------ RECORDS SHOWN

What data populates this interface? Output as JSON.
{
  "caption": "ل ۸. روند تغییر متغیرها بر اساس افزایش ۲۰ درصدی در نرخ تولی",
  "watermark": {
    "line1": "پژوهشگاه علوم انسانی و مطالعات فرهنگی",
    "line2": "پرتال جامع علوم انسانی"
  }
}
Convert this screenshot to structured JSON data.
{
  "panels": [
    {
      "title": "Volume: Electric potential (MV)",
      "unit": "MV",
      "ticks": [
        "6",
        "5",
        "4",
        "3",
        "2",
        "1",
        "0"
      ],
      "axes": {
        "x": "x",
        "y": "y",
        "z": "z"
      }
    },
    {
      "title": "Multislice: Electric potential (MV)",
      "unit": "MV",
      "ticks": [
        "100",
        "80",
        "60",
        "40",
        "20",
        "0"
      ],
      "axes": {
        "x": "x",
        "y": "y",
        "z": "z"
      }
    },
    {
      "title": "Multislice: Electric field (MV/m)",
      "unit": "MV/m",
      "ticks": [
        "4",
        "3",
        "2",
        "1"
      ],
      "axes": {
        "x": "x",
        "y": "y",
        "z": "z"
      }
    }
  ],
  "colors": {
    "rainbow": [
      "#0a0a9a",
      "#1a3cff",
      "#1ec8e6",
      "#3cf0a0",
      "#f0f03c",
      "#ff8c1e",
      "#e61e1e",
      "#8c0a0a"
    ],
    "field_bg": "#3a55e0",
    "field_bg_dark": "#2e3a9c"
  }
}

------------

**PROBLEM**
Give only the number of lines in the preceding material that contain the string "Electric".

**WRITTEN REPLY**
3